:: Work to complete ::
All records below must be retyped exactly.

(Saved data entries)
* * * * * * * * *

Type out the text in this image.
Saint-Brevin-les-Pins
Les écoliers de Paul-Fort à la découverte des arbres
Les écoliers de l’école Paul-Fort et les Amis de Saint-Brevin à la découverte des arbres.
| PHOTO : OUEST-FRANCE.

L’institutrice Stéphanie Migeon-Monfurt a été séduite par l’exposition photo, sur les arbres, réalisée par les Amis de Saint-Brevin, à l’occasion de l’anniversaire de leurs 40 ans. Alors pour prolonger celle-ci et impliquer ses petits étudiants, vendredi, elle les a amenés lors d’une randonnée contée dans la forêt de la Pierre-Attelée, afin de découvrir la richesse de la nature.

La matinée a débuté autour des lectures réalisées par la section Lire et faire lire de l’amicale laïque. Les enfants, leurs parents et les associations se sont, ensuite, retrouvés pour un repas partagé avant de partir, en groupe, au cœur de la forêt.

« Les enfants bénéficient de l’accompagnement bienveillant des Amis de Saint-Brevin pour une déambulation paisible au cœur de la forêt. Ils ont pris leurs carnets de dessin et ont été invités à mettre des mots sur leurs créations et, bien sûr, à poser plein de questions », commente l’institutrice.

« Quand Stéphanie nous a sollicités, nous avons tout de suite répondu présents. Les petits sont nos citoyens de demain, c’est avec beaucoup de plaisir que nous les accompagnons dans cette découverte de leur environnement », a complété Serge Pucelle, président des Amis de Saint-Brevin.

* * * * * * * * *

:: Full answer ::
Type out the text in this image.
Saint-Brevin-les-Pins
Les écoliers de Paul-Fort à la découverte des arbres
Les écoliers de l’école Paul-Fort et les Amis de Saint-Brevin à la découverte des arbres.
| PHOTO : OUEST-FRANCE.

L’institutrice Stéphanie Migeon-Monfurt a été séduite par l’exposition photo, sur les arbres, réalisée par les Amis de Saint-Brevin, à l’occasion de l’anniversaire de leurs 40 ans. Alors pour prolonger celle-ci et impliquer ses petits étudiants, vendredi, elle les a amenés lors d’une randonnée contée dans la forêt de la Pierre-Attelée, afin de découvrir la richesse de la nature.

La matinée a débuté autour des lectures réalisées par la section Lire et faire lire de l’amicale laïque. Les enfants, leurs parents et les associations se sont, ensuite, retrouvés pour un repas partagé avant de partir, en groupe, au cœur de la forêt.

« Les enfants bénéficient de l’accompagnement bienveillant des Amis de Saint-Brevin pour une déambulation paisible au cœur de la forêt. Ils ont pris leurs carnets de dessin et ont été invités à mettre des mots sur leurs créations et, bien sûr, à poser plein de questions », commente l’institutrice.

« Quand Stéphanie nous a sollicités, nous avons tout de suite répondu présents. Les petits sont nos citoyens de demain, c’est avec beaucoup de plaisir que nous les accompagnons dans cette découverte de leur environnement », a complété Serge Pucelle, président des Amis de Saint-Brevin.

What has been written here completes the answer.